Copy out the entries below in full and exactly.

___ Given data

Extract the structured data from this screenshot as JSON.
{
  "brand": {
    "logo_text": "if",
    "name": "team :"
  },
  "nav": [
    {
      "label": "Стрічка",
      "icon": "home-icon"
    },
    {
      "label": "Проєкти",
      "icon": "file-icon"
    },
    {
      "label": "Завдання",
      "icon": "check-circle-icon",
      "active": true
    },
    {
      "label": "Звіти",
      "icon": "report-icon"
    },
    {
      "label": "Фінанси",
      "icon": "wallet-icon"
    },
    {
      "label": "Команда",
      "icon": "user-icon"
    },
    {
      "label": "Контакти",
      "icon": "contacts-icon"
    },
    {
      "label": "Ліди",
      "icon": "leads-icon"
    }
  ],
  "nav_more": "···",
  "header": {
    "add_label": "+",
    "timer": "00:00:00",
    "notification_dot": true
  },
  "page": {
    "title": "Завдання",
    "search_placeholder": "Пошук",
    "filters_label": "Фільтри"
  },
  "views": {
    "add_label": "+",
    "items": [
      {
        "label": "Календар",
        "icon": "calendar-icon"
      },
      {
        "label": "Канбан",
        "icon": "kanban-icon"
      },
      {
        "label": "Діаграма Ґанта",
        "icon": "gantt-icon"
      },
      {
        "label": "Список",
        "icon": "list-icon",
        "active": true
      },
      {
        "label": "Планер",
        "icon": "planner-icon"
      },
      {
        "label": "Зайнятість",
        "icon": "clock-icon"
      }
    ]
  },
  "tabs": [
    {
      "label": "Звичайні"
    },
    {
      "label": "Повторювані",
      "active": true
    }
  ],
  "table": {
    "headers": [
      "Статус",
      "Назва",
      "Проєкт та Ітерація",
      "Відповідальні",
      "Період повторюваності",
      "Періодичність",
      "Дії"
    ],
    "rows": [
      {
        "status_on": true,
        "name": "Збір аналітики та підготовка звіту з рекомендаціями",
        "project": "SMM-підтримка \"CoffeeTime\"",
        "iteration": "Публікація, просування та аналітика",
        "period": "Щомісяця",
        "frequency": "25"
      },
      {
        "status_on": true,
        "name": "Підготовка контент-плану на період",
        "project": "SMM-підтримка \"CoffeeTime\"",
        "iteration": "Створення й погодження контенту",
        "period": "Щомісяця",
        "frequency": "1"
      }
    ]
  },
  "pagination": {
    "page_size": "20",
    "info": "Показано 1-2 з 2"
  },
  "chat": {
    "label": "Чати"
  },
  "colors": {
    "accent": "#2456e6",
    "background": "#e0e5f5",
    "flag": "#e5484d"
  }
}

______

Exercise result:
Extract the structured data from this screenshot as JSON.
{
  "brand": {
    "logo_text": "if",
    "name": "team :"
  },
  "nav": [
    {
      "label": "Стрічка",
      "icon": "home-icon"
    },
    {
      "label": "Проєкти",
      "icon": "file-icon"
    },
    {
      "label": "Завдання",
      "icon": "check-circle-icon",
      "active": true
    },
    {
      "label": "Звіти",
      "icon": "report-icon"
    },
    {
      "label": "Фінанси",
      "icon": "wallet-icon"
    },
    {
      "label": "Команда",
      "icon": "user-icon"
    },
    {
      "label": "Контакти",
      "icon": "contacts-icon"
    },
    {
      "label": "Ліди",
      "icon": "leads-icon"
    }
  ],
  "nav_more": "···",
  "header": {
    "add_label": "+",
    "timer": "00:00:00",
    "notification_dot": true
  },
  "page": {
    "title": "Завдання",
    "search_placeholder": "Пошук",
    "filters_label": "Фільтри"
  },
  "views": {
    "add_label": "+",
    "items": [
      {
        "label": "Календар",
        "icon": "calendar-icon"
      },
      {
        "label": "Канбан",
        "icon": "kanban-icon"
      },
      {
        "label": "Діаграма Ґанта",
        "icon": "gantt-icon"
      },
      {
        "label": "Список",
        "icon": "list-icon",
        "active": true
      },
      {
        "label": "Планер",
        "icon": "planner-icon"
      },
      {
        "label": "Зайнятість",
        "icon": "clock-icon"
      }
    ]
  },
  "tabs": [
    {
      "label": "Звичайні"
    },
    {
      "label": "Повторювані",
      "active": true
    }
  ],
  "table": {
    "headers": [
      "Статус",
      "Назва",
      "Проєкт та Ітерація",
      "Відповідальні",
      "Період повторюваності",
      "Періодичність",
      "Дії"
    ],
    "rows": [
      {
        "status_on": true,
        "name": "Збір аналітики та підготовка звіту з рекомендаціями",
        "project": "SMM-підтримка \"CoffeeTime\"",
        "iteration": "Публікація, просування та аналітика",
        "period": "Щомісяця",
        "frequency": "25"
      },
      {
        "status_on": true,
        "name": "Підготовка контент-плану на період",
        "project": "SMM-підтримка \"CoffeeTime\"",
        "iteration": "Створення й погодження контенту",
        "period": "Щомісяця",
        "frequency": "1"
      }
    ]
  },
  "pagination": {
    "page_size": "20",
    "info": "Показано 1-2 з 2"
  },
  "chat": {
    "label": "Чати"
  },
  "colors": {
    "accent": "#2456e6",
    "background": "#e0e5f5",
    "flag": "#e5484d"
  }
}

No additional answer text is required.